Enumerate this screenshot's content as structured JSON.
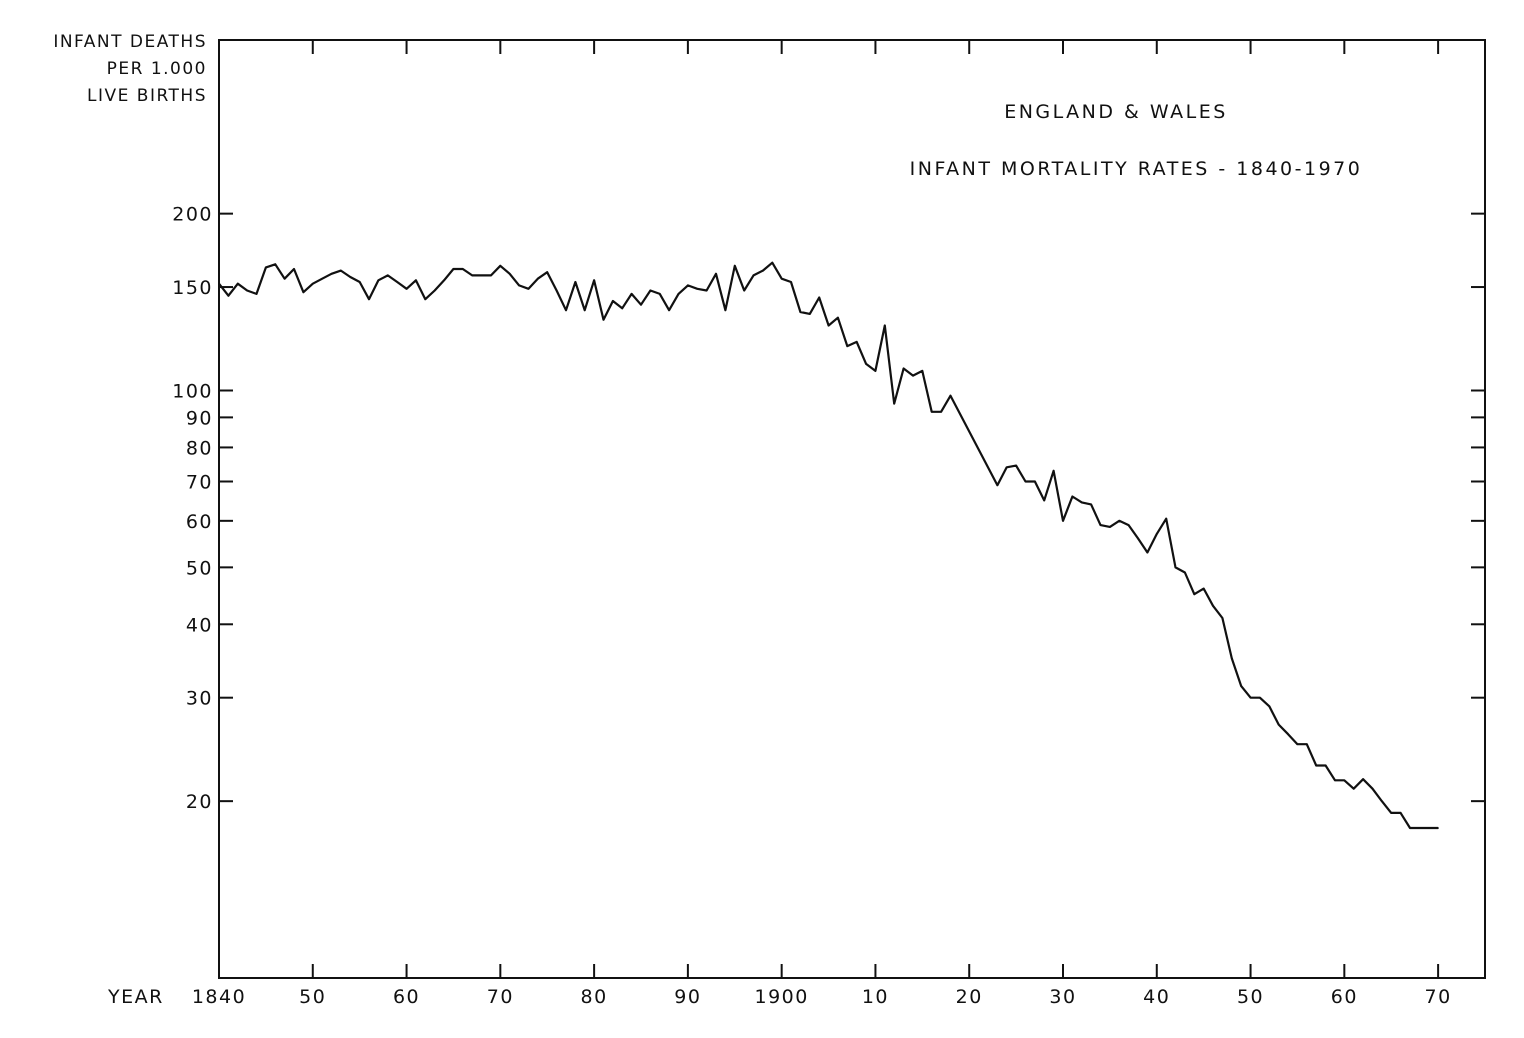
{
  "chart_data": {
    "type": "line",
    "title": "ENGLAND & WALES",
    "subtitle": "INFANT MORTALITY RATES - 1840-1970",
    "ylabel": [
      "INFANT DEATHS",
      "PER 1.000",
      "LIVE BIRTHS"
    ],
    "xlabel": "YEAR",
    "yscale": "log",
    "ylim": [
      10,
      395
    ],
    "xlim": [
      1840,
      1975
    ],
    "grid": false,
    "line_color": "#111111",
    "y_ticks": [
      200,
      150,
      100,
      90,
      80,
      70,
      60,
      50,
      40,
      30,
      20
    ],
    "x_ticks": [
      1840,
      1850,
      1860,
      1870,
      1880,
      1890,
      1900,
      1910,
      1920,
      1930,
      1940,
      1950,
      1960,
      1970
    ],
    "x_tick_labels": [
      "1840",
      "50",
      "60",
      "70",
      "80",
      "90",
      "1900",
      "10",
      "20",
      "30",
      "40",
      "50",
      "60",
      "70"
    ],
    "x": [
      1840,
      1841,
      1842,
      1843,
      1844,
      1845,
      1846,
      1847,
      1848,
      1849,
      1850,
      1851,
      1852,
      1853,
      1854,
      1855,
      1856,
      1857,
      1858,
      1859,
      1860,
      1861,
      1862,
      1863,
      1864,
      1865,
      1866,
      1867,
      1868,
      1869,
      1870,
      1871,
      1872,
      1873,
      1874,
      1875,
      1876,
      1877,
      1878,
      1879,
      1880,
      1881,
      1882,
      1883,
      1884,
      1885,
      1886,
      1887,
      1888,
      1889,
      1890,
      1891,
      1892,
      1893,
      1894,
      1895,
      1896,
      1897,
      1898,
      1899,
      1900,
      1901,
      1902,
      1903,
      1904,
      1905,
      1906,
      1907,
      1908,
      1909,
      1910,
      1911,
      1912,
      1913,
      1914,
      1915,
      1916,
      1917,
      1918,
      1923,
      1924,
      1925,
      1926,
      1927,
      1928,
      1929,
      1930,
      1931,
      1932,
      1933,
      1934,
      1935,
      1936,
      1937,
      1938,
      1939,
      1940,
      1941,
      1942,
      1943,
      1944,
      1945,
      1946,
      1947,
      1948,
      1949,
      1950,
      1951,
      1952,
      1953,
      1954,
      1955,
      1956,
      1957,
      1958,
      1959,
      1960,
      1961,
      1962,
      1963,
      1964,
      1965,
      1966,
      1967,
      1968,
      1969,
      1970
    ],
    "values": [
      152,
      145,
      152,
      148,
      146,
      162,
      164,
      155,
      161,
      147,
      152,
      155,
      158,
      160,
      156,
      153,
      143,
      154,
      157,
      153,
      149,
      154,
      143,
      148,
      154,
      161,
      161,
      157,
      157,
      157,
      163,
      158,
      151,
      149,
      155,
      159,
      148,
      137,
      153,
      137,
      154,
      132,
      142,
      138,
      146,
      140,
      148,
      146,
      137,
      146,
      151,
      149,
      148,
      158,
      137,
      163,
      148,
      157,
      160,
      165,
      155,
      153,
      136,
      135,
      144,
      129,
      133,
      119,
      121,
      111,
      108,
      129,
      95,
      109,
      106,
      108,
      92,
      92,
      98,
      69,
      74,
      74.5,
      70,
      70,
      65,
      73,
      60,
      66,
      64.5,
      64,
      59,
      58.6,
      60,
      59,
      56,
      53,
      57,
      60.5,
      50,
      49,
      45,
      46,
      43,
      41,
      35,
      31.4,
      30,
      30,
      29,
      27,
      26,
      25,
      25,
      23,
      23,
      21.7,
      21.7,
      21,
      21.8,
      21,
      20,
      19.1,
      19.1,
      18,
      18,
      18,
      18
    ]
  }
}
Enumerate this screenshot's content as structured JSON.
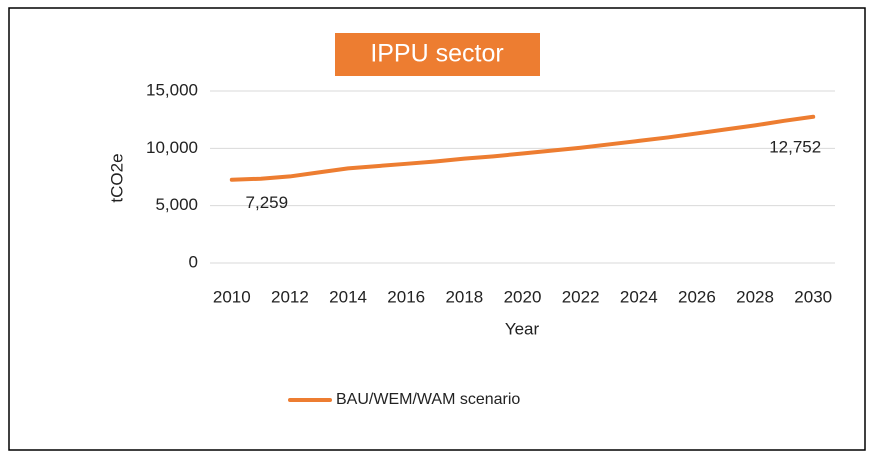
{
  "chart_data": {
    "type": "line",
    "title": "IPPU sector",
    "x_label": "Year",
    "y_label": "tCO2e",
    "x": [
      2010,
      2011,
      2012,
      2013,
      2014,
      2015,
      2016,
      2017,
      2018,
      2019,
      2020,
      2021,
      2022,
      2023,
      2024,
      2025,
      2026,
      2027,
      2028,
      2029,
      2030
    ],
    "series": [
      {
        "name": "BAU/WEM/WAM scenario",
        "color": "#ed7d31",
        "values": [
          7259,
          7350,
          7550,
          7900,
          8250,
          8450,
          8650,
          8850,
          9100,
          9300,
          9550,
          9800,
          10050,
          10350,
          10650,
          10950,
          11300,
          11650,
          12000,
          12400,
          12752
        ],
        "value_labels": [
          "7,259",
          null,
          null,
          null,
          null,
          null,
          null,
          null,
          null,
          null,
          null,
          null,
          null,
          null,
          null,
          null,
          null,
          null,
          null,
          null,
          "12,752"
        ]
      }
    ],
    "xlim": [
      2009.25,
      2030.75
    ],
    "xticks": [
      2010,
      2012,
      2014,
      2016,
      2018,
      2020,
      2022,
      2024,
      2026,
      2028,
      2030
    ],
    "ylim": [
      0,
      15000
    ],
    "yticks": [
      0,
      {
        "value": 5000,
        "label": "5,000"
      },
      {
        "value": 10000,
        "label": "10,000"
      },
      {
        "value": 15000,
        "label": "15,000"
      }
    ],
    "grid": true,
    "legend": "bottom"
  }
}
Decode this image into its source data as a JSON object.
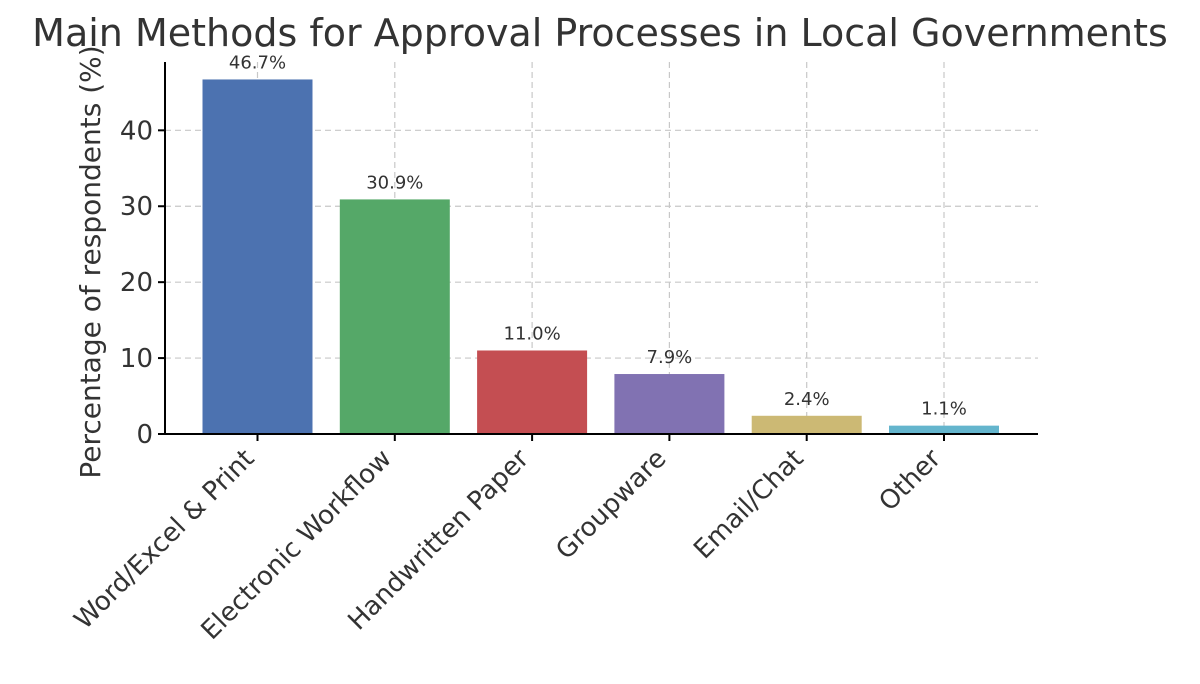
{
  "chart_data": {
    "type": "bar",
    "title": "Main Methods for Approval Processes in Local Governments",
    "xlabel": "",
    "ylabel": "Percentage of respondents (%)",
    "categories": [
      "Word/Excel & Print",
      "Electronic Workflow",
      "Handwritten Paper",
      "Groupware",
      "Email/Chat",
      "Other"
    ],
    "values": [
      46.7,
      30.9,
      11.0,
      7.9,
      2.4,
      1.1
    ],
    "data_labels": [
      "46.7%",
      "30.9%",
      "11.0%",
      "7.9%",
      "2.4%",
      "1.1%"
    ],
    "colors": [
      "#4c72b0",
      "#55a868",
      "#c44e52",
      "#8172b2",
      "#ccb974",
      "#64b5cd"
    ],
    "yticks": [
      0,
      10,
      20,
      30,
      40
    ],
    "ylim": [
      0,
      49
    ],
    "grid": true,
    "legend": "none"
  }
}
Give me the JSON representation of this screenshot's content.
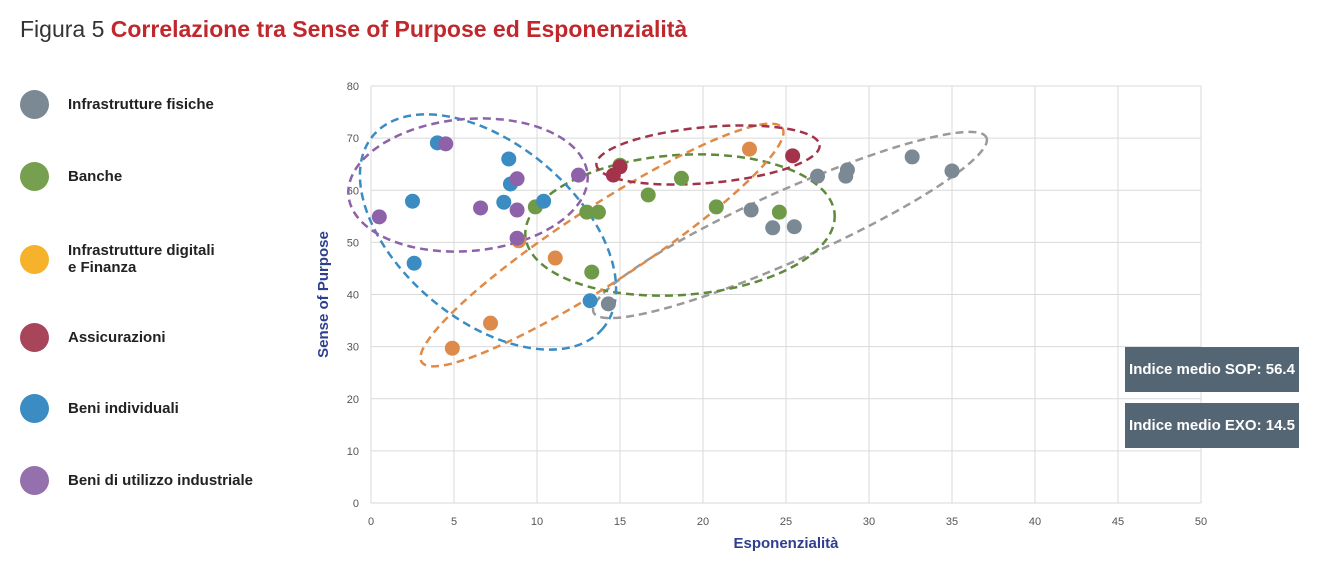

----------------------------------------

Stated problem:
Only the lines from the one that contains "Decode this image" to the end of the records, inclusive, are to be quoted exactly, with pictures excluded.

Task solution:
Decode this image into its source data as a JSON object.
{
  "chart_data": {
    "type": "bar",
    "title": "Main Methods for Approval Processes in Local Governments",
    "xlabel": "",
    "ylabel": "Percentage of respondents (%)",
    "categories": [
      "Word/Excel & Print",
      "Electronic Workflow",
      "Handwritten Paper",
      "Groupware",
      "Email/Chat",
      "Other"
    ],
    "values": [
      46.7,
      30.9,
      11.0,
      7.9,
      2.4,
      1.1
    ],
    "data_labels": [
      "46.7%",
      "30.9%",
      "11.0%",
      "7.9%",
      "2.4%",
      "1.1%"
    ],
    "colors": [
      "#4c72b0",
      "#55a868",
      "#c44e52",
      "#8172b2",
      "#ccb974",
      "#64b5cd"
    ],
    "yticks": [
      0,
      10,
      20,
      30,
      40
    ],
    "ylim": [
      0,
      49
    ],
    "grid": true,
    "legend": "none"
  }
}
Give me the JSON representation of this screenshot's content.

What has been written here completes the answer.